- _What to work on_
In the following material, identify every line holding the string "Trajectory" and return it.

++++ Recorded data

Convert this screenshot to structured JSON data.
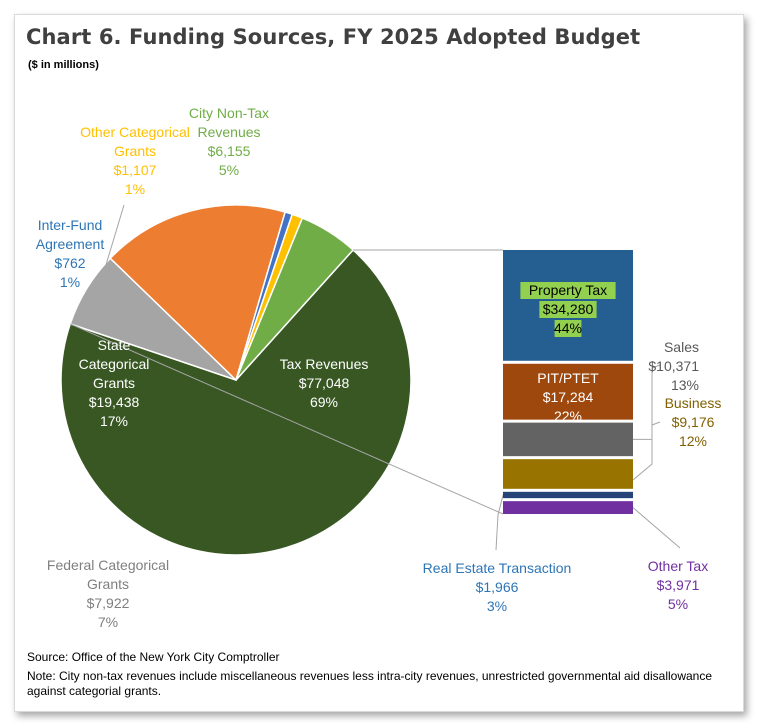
{
  "title": "Chart 6.  Funding Sources, FY 2025 Adopted Budget",
  "subtitle": "($ in millions)",
  "source": "Source: Office of the New York City Comptroller",
  "note": "Note: City non-tax revenues include miscellaneous revenues less intra-city revenues, unrestricted governmental aid disallowance against categorial grants.",
  "chart_data": [
    {
      "type": "pie",
      "title": "",
      "start_angle_deg": -48,
      "slices": [
        {
          "label": "Tax Revenues",
          "value": 77048,
          "value_label": "$77,048",
          "percent": "69%",
          "color": "#385723"
        },
        {
          "label": "Federal Categorical Grants",
          "value": 7922,
          "value_label": "$7,922",
          "percent": "7%",
          "color": "#a5a5a5"
        },
        {
          "label": "State Categorical Grants",
          "value": 19438,
          "value_label": "$19,438",
          "percent": "17%",
          "color": "#ed7d31"
        },
        {
          "label": "Inter-Fund Agreement",
          "value": 762,
          "value_label": "$762",
          "percent": "1%",
          "color": "#4472c4"
        },
        {
          "label": "Other Categorical Grants",
          "value": 1107,
          "value_label": "$1,107",
          "percent": "1%",
          "color": "#ffc000"
        },
        {
          "label": "City Non-Tax Revenues",
          "value": 6155,
          "value_label": "$6,155",
          "percent": "5%",
          "color": "#70ad47"
        }
      ],
      "label_colors": {
        "Tax Revenues": "#ffffff",
        "Federal Categorical Grants": "#7f7f7f",
        "State Categorical Grants": "#ffffff",
        "Inter-Fund Agreement": "#2e75b6",
        "Other Categorical Grants": "#ffc000",
        "City Non-Tax Revenues": "#70ad47"
      }
    },
    {
      "type": "bar",
      "stacked": true,
      "title": "",
      "parent": "Tax Revenues",
      "segments": [
        {
          "label": "Property Tax",
          "value": 34280,
          "value_label": "$34,280",
          "percent": "44%",
          "color": "#255e91",
          "label_color": "#000000",
          "highlight": "#92d050"
        },
        {
          "label": "PIT/PTET",
          "value": 17284,
          "value_label": "$17,284",
          "percent": "22%",
          "color": "#9e480e",
          "label_color": "#ffffff"
        },
        {
          "label": "Sales",
          "value": 10371,
          "value_label": "$10,371",
          "percent": "13%",
          "color": "#636363",
          "label_color": "#595959"
        },
        {
          "label": "Business",
          "value": 9176,
          "value_label": "$9,176",
          "percent": "12%",
          "color": "#997300",
          "label_color": "#806000"
        },
        {
          "label": "Real Estate Transaction",
          "value": 1966,
          "value_label": "$1,966",
          "percent": "3%",
          "color": "#264478",
          "label_color": "#2e75b6"
        },
        {
          "label": "Other Tax",
          "value": 3971,
          "value_label": "$3,971",
          "percent": "5%",
          "color": "#7030a0",
          "label_color": "#7030a0"
        }
      ]
    }
  ]
}
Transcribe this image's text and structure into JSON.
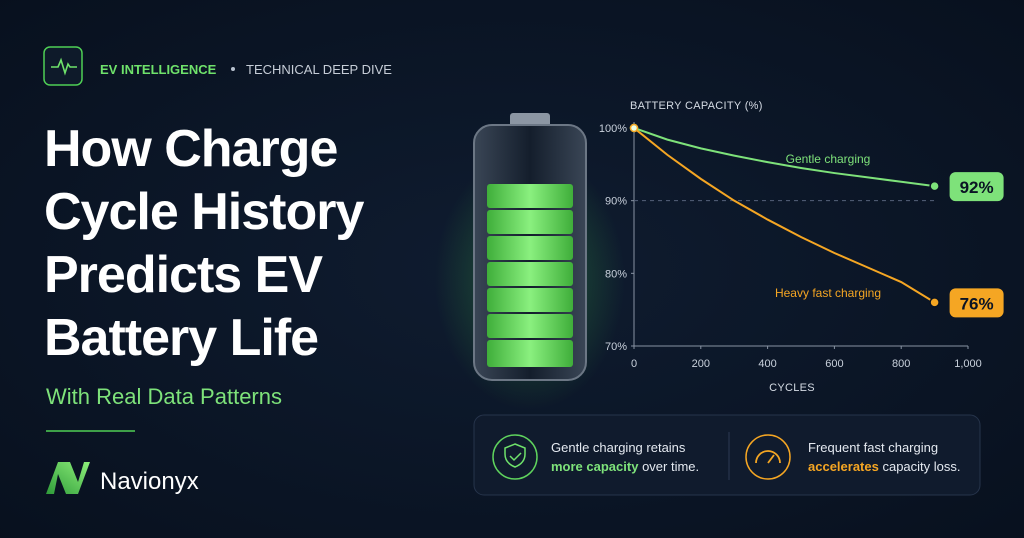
{
  "header": {
    "kicker": "EV INTELLIGENCE",
    "tag": "TECHNICAL DEEP DIVE"
  },
  "title_lines": [
    "How Charge",
    "Cycle History",
    "Predicts EV",
    "Battery Life"
  ],
  "subtitle": "With Real Data Patterns",
  "brand": "Navionyx",
  "cards": [
    {
      "parts": [
        "Gentle charging retains",
        "more capacity",
        "over time."
      ]
    },
    {
      "parts": [
        "Frequent fast charging",
        "accelerates",
        "capacity loss."
      ]
    }
  ],
  "chart_data": {
    "type": "line",
    "y_label": "BATTERY CAPACITY (%)",
    "x_label": "CYCLES",
    "x": [
      0,
      100,
      200,
      300,
      400,
      500,
      600,
      700,
      800,
      900
    ],
    "series": [
      {
        "name": "Gentle charging",
        "color": "#7ee27a",
        "values": [
          100,
          98.4,
          97.2,
          96.2,
          95.3,
          94.5,
          93.8,
          93.2,
          92.6,
          92
        ],
        "value_labels": [
          null,
          null,
          null,
          null,
          null,
          null,
          null,
          null,
          null,
          "92%"
        ]
      },
      {
        "name": "Heavy fast charging",
        "color": "#f5a623",
        "values": [
          100,
          96.3,
          93,
          90,
          87.4,
          85,
          82.8,
          80.8,
          78.8,
          76
        ],
        "value_labels": [
          null,
          null,
          null,
          null,
          null,
          null,
          null,
          null,
          null,
          "76%"
        ]
      }
    ],
    "xlim": [
      0,
      1000
    ],
    "xticks": [
      0,
      200,
      400,
      600,
      800,
      {
        "value": 1000,
        "label": "1,000"
      }
    ],
    "ylim": [
      70,
      100
    ],
    "yticks": [
      {
        "value": 70,
        "label": "70%"
      },
      {
        "value": 80,
        "label": "80%"
      },
      {
        "value": 90,
        "label": "90%"
      },
      {
        "value": 100,
        "label": "100%"
      }
    ],
    "reference_line": 90
  }
}
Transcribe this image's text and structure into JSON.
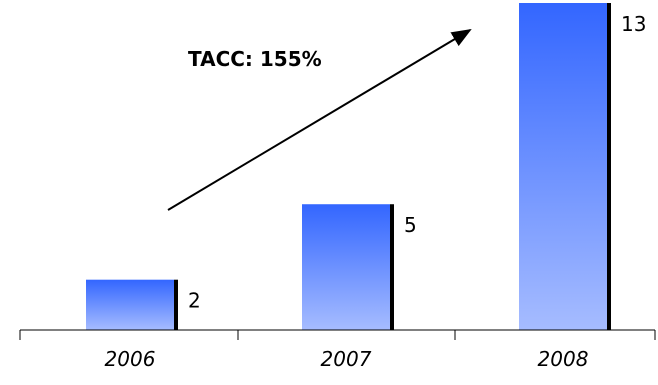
{
  "chart_data": {
    "type": "bar",
    "categories": [
      "2006",
      "2007",
      "2008"
    ],
    "values": [
      2,
      5,
      13
    ],
    "title": "",
    "xlabel": "",
    "ylabel": "",
    "ylim": [
      0,
      13
    ],
    "grid": false,
    "legend": "none",
    "data_labels": true,
    "annotation": "TACC: 155%",
    "colors": {
      "bar_top": "#3366ff",
      "bar_bottom": "#a6bcff",
      "bar_shadow": "#000000",
      "axis": "#000000"
    }
  }
}
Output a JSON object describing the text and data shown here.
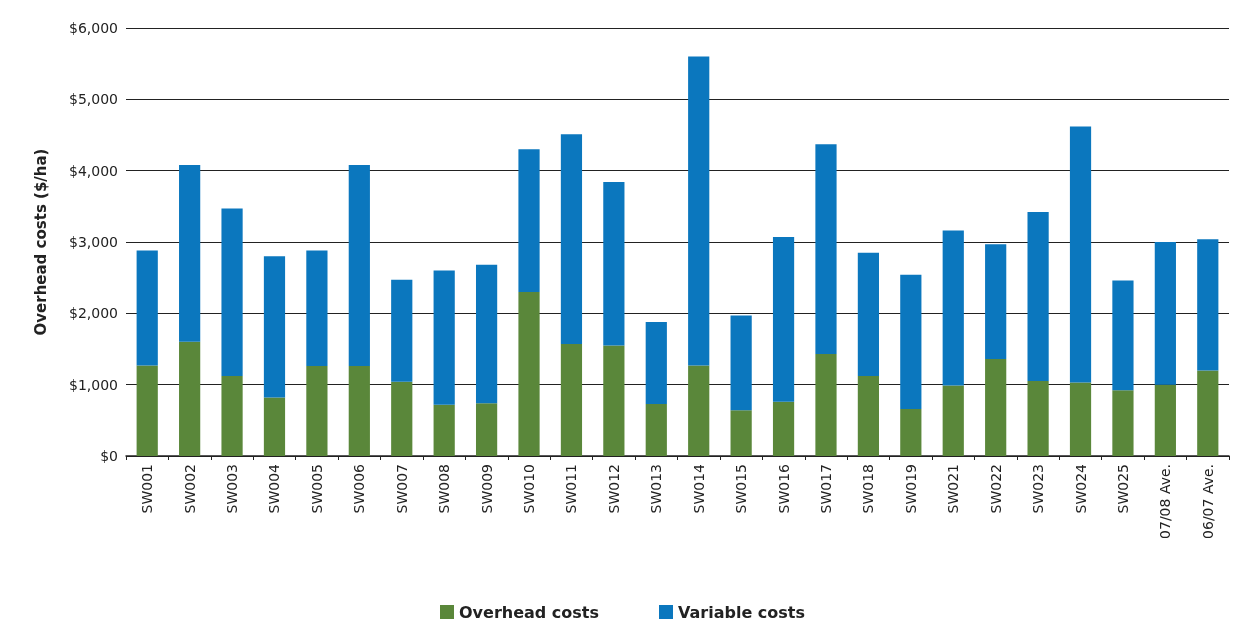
{
  "chart_data": {
    "type": "bar",
    "stacked": true,
    "ylabel": "Overhead costs ($/ha)",
    "categories": [
      "SW001",
      "SW002",
      "SW003",
      "SW004",
      "SW005",
      "SW006",
      "SW007",
      "SW008",
      "SW009",
      "SW010",
      "SW011",
      "SW012",
      "SW013",
      "SW014",
      "SW015",
      "SW016",
      "SW017",
      "SW018",
      "SW019",
      "SW021",
      "SW022",
      "SW023",
      "SW024",
      "SW025",
      "07/08 Ave.",
      "06/07 Ave."
    ],
    "series": [
      {
        "name": "Overhead costs",
        "color": "#5a873a",
        "values": [
          1270,
          1600,
          1120,
          820,
          1260,
          1260,
          1040,
          720,
          740,
          2300,
          1570,
          1550,
          730,
          1270,
          640,
          760,
          1430,
          1120,
          660,
          990,
          1360,
          1050,
          1030,
          920,
          1000,
          1200
        ]
      },
      {
        "name": "Variable costs",
        "color": "#0b77be",
        "values": [
          1610,
          2480,
          2350,
          1980,
          1620,
          2820,
          1430,
          1880,
          1940,
          2000,
          2940,
          2290,
          1150,
          4330,
          1330,
          2310,
          2940,
          1730,
          1880,
          2170,
          1610,
          2370,
          3590,
          1540,
          2000,
          1840
        ]
      }
    ],
    "ylim": [
      0,
      6000
    ],
    "yticks": [
      {
        "value": 0,
        "label": "$0"
      },
      {
        "value": 1000,
        "label": "$1,000"
      },
      {
        "value": 2000,
        "label": "$2,000"
      },
      {
        "value": 3000,
        "label": "$3,000"
      },
      {
        "value": 4000,
        "label": "$4,000"
      },
      {
        "value": 5000,
        "label": "$5,000"
      },
      {
        "value": 6000,
        "label": "$6,000"
      }
    ],
    "grid": "y",
    "legend": "bottom"
  }
}
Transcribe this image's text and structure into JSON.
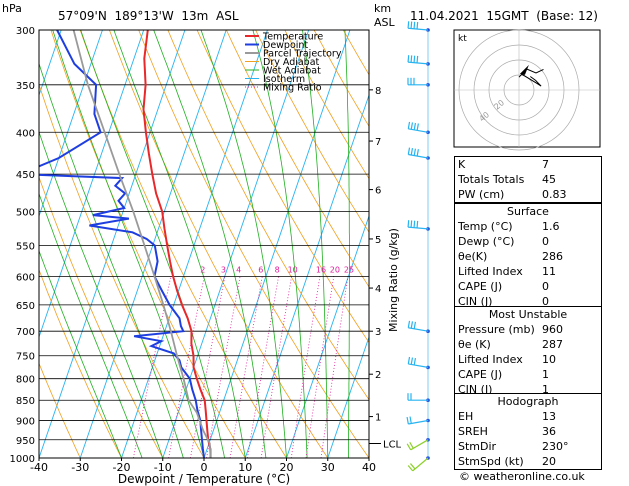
{
  "header": {
    "hpa_label": "hPa",
    "location": "57°09'N  189°13'W  13m  ASL",
    "km_label": "km",
    "asl_label": "ASL",
    "datetime": "11.04.2021  15GMT  (Base: 12)"
  },
  "legend": [
    {
      "label": "Temperature",
      "color": "#e8282a"
    },
    {
      "label": "Dewpoint",
      "color": "#1f3ee0"
    },
    {
      "label": "Parcel Trajectory",
      "color": "#9a9a9a"
    },
    {
      "label": "Dry Adiabat",
      "color": "#f0a020"
    },
    {
      "label": "Wet Adiabat",
      "color": "#20b020"
    },
    {
      "label": "Isotherm",
      "color": "#28b4f0"
    },
    {
      "label": "Mixing Ratio",
      "color": "#e01e9e"
    }
  ],
  "chart_data": {
    "type": "line",
    "xlabel": "Dewpoint / Temperature (°C)",
    "ylabel": "hPa",
    "x_ticks": [
      -40,
      -30,
      -20,
      -10,
      0,
      10,
      20,
      30,
      40
    ],
    "pressure_ticks": [
      300,
      350,
      400,
      450,
      500,
      550,
      600,
      650,
      700,
      750,
      800,
      850,
      900,
      950,
      1000
    ],
    "km_ticks": [
      {
        "km": "1",
        "p": 890
      },
      {
        "km": "2",
        "p": 790
      },
      {
        "km": "3",
        "p": 700
      },
      {
        "km": "4",
        "p": 620
      },
      {
        "km": "5",
        "p": 540
      },
      {
        "km": "6",
        "p": 470
      },
      {
        "km": "7",
        "p": 410
      },
      {
        "km": "8",
        "p": 355
      }
    ],
    "lcl": {
      "label": "LCL",
      "p": 960
    },
    "mixing_ratio_axis_label": "Mixing Ratio (g/kg)",
    "mixing_ratio_labels": [
      "2",
      "3",
      "4",
      "6",
      "8",
      "10",
      "16",
      "20",
      "25"
    ],
    "series": [
      {
        "name": "Temperature",
        "color": "#e8282a",
        "points": [
          [
            1.6,
            1000
          ],
          [
            0.8,
            975
          ],
          [
            -0.5,
            950
          ],
          [
            -1.5,
            925
          ],
          [
            -2.5,
            900
          ],
          [
            -3.5,
            875
          ],
          [
            -4.6,
            850
          ],
          [
            -6.5,
            825
          ],
          [
            -8.3,
            800
          ],
          [
            -10,
            775
          ],
          [
            -11,
            750
          ],
          [
            -12.5,
            725
          ],
          [
            -13.5,
            700
          ],
          [
            -15.5,
            675
          ],
          [
            -18,
            650
          ],
          [
            -20.3,
            625
          ],
          [
            -22.5,
            600
          ],
          [
            -24.5,
            575
          ],
          [
            -26.5,
            550
          ],
          [
            -28.5,
            525
          ],
          [
            -30.5,
            500
          ],
          [
            -33.5,
            475
          ],
          [
            -36,
            450
          ],
          [
            -38.5,
            425
          ],
          [
            -41,
            400
          ],
          [
            -43.5,
            375
          ],
          [
            -45,
            350
          ],
          [
            -47.5,
            325
          ],
          [
            -49,
            300
          ]
        ]
      },
      {
        "name": "Dewpoint",
        "color": "#1f3ee0",
        "points": [
          [
            0,
            1000
          ],
          [
            -1,
            975
          ],
          [
            -2,
            950
          ],
          [
            -3,
            925
          ],
          [
            -4,
            900
          ],
          [
            -5.5,
            875
          ],
          [
            -6.8,
            850
          ],
          [
            -8.5,
            825
          ],
          [
            -10,
            800
          ],
          [
            -13,
            775
          ],
          [
            -14,
            760
          ],
          [
            -16,
            745
          ],
          [
            -22,
            730
          ],
          [
            -20,
            720
          ],
          [
            -27,
            710
          ],
          [
            -15.5,
            700
          ],
          [
            -16.5,
            690
          ],
          [
            -17.5,
            675
          ],
          [
            -21,
            650
          ],
          [
            -24,
            625
          ],
          [
            -27,
            600
          ],
          [
            -27.5,
            575
          ],
          [
            -29.5,
            550
          ],
          [
            -32,
            540
          ],
          [
            -36,
            530
          ],
          [
            -47,
            520
          ],
          [
            -38,
            510
          ],
          [
            -47,
            505
          ],
          [
            -40,
            495
          ],
          [
            -42,
            485
          ],
          [
            -41,
            475
          ],
          [
            -44,
            465
          ],
          [
            -43,
            455
          ],
          [
            -68,
            450
          ],
          [
            -60,
            430
          ],
          [
            -52,
            400
          ],
          [
            -55,
            380
          ],
          [
            -57,
            350
          ],
          [
            -64,
            330
          ],
          [
            -71,
            300
          ]
        ]
      },
      {
        "name": "Parcel Trajectory",
        "color": "#9a9a9a",
        "points": [
          [
            1.6,
            1000
          ],
          [
            0.2,
            960
          ],
          [
            -2.5,
            925
          ],
          [
            -5.5,
            880
          ],
          [
            -8.5,
            850
          ],
          [
            -11.5,
            800
          ],
          [
            -15,
            750
          ],
          [
            -18.5,
            700
          ],
          [
            -22.5,
            650
          ],
          [
            -27,
            600
          ],
          [
            -32,
            550
          ],
          [
            -37.5,
            500
          ],
          [
            -44,
            450
          ],
          [
            -51,
            400
          ],
          [
            -59,
            350
          ],
          [
            -67,
            300
          ]
        ]
      }
    ],
    "wind_barbs": [
      {
        "p": 1000,
        "dir": 230,
        "spd": 20
      },
      {
        "p": 950,
        "dir": 240,
        "spd": 20
      },
      {
        "p": 900,
        "dir": 260,
        "spd": 20
      },
      {
        "p": 850,
        "dir": 270,
        "spd": 20
      },
      {
        "p": 775,
        "dir": 280,
        "spd": 25
      },
      {
        "p": 700,
        "dir": 280,
        "spd": 30
      },
      {
        "p": 525,
        "dir": 275,
        "spd": 35
      },
      {
        "p": 430,
        "dir": 280,
        "spd": 35
      },
      {
        "p": 400,
        "dir": 280,
        "spd": 35
      },
      {
        "p": 350,
        "dir": 270,
        "spd": 30
      },
      {
        "p": 330,
        "dir": 275,
        "spd": 35
      },
      {
        "p": 300,
        "dir": 275,
        "spd": 40
      }
    ]
  },
  "hodograph": {
    "label": "kt",
    "ring_labels": [
      "20",
      "40"
    ],
    "path": [
      [
        230,
        20
      ],
      [
        225,
        15
      ],
      [
        200,
        14
      ],
      [
        180,
        8
      ],
      [
        190,
        10
      ],
      [
        250,
        12
      ],
      [
        260,
        14
      ],
      [
        240,
        12
      ],
      [
        220,
        11
      ]
    ],
    "arrow": {
      "dir": 230,
      "spd": 20
    }
  },
  "indices": {
    "rows": [
      {
        "label": "K",
        "value": "7"
      },
      {
        "label": "Totals Totals",
        "value": "45"
      },
      {
        "label": "PW (cm)",
        "value": "0.83"
      }
    ]
  },
  "surface": {
    "title": "Surface",
    "rows": [
      {
        "label": "Temp (°C)",
        "value": "1.6"
      },
      {
        "label": "Dewp (°C)",
        "value": "0"
      },
      {
        "label": "θe(K)",
        "value": "286"
      },
      {
        "label": "Lifted Index",
        "value": "11"
      },
      {
        "label": "CAPE (J)",
        "value": "0"
      },
      {
        "label": "CIN (J)",
        "value": "0"
      }
    ]
  },
  "most_unstable": {
    "title": "Most Unstable",
    "rows": [
      {
        "label": "Pressure (mb)",
        "value": "960"
      },
      {
        "label": "θe (K)",
        "value": "287"
      },
      {
        "label": "Lifted Index",
        "value": "10"
      },
      {
        "label": "CAPE (J)",
        "value": "1"
      },
      {
        "label": "CIN (J)",
        "value": "1"
      }
    ]
  },
  "hodograph_table": {
    "title": "Hodograph",
    "rows": [
      {
        "label": "EH",
        "value": "13"
      },
      {
        "label": "SREH",
        "value": "36"
      },
      {
        "label": "StmDir",
        "value": "230°"
      },
      {
        "label": "StmSpd (kt)",
        "value": "20"
      }
    ]
  },
  "footer": {
    "copyright": "© weatheronline.co.uk"
  }
}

++++++++

- _Written response_
      "label": "Parcel Trajectory",
        "name": "Parcel Trajectory",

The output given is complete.